__SUPPLIED ENTRIES__.
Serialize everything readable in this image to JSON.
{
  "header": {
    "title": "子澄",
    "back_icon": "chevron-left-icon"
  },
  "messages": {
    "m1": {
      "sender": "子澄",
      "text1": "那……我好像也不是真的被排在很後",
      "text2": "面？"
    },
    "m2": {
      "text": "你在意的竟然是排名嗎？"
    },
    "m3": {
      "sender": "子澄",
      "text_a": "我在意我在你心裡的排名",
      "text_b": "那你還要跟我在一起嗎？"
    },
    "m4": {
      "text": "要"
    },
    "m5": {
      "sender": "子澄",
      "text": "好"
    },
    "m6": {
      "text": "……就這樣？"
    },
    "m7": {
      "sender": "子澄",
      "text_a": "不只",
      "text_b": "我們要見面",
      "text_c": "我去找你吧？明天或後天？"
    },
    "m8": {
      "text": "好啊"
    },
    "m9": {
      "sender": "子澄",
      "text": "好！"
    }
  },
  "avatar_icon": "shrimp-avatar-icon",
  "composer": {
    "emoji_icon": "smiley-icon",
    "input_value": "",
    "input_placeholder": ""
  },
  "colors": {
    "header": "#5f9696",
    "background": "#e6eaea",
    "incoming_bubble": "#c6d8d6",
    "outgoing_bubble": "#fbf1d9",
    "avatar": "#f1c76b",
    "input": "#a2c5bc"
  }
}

__EXERCISE AIM__. Give only the number of lines in the entries that contain "avatar".

__WRITTEN RESPONSE__. 2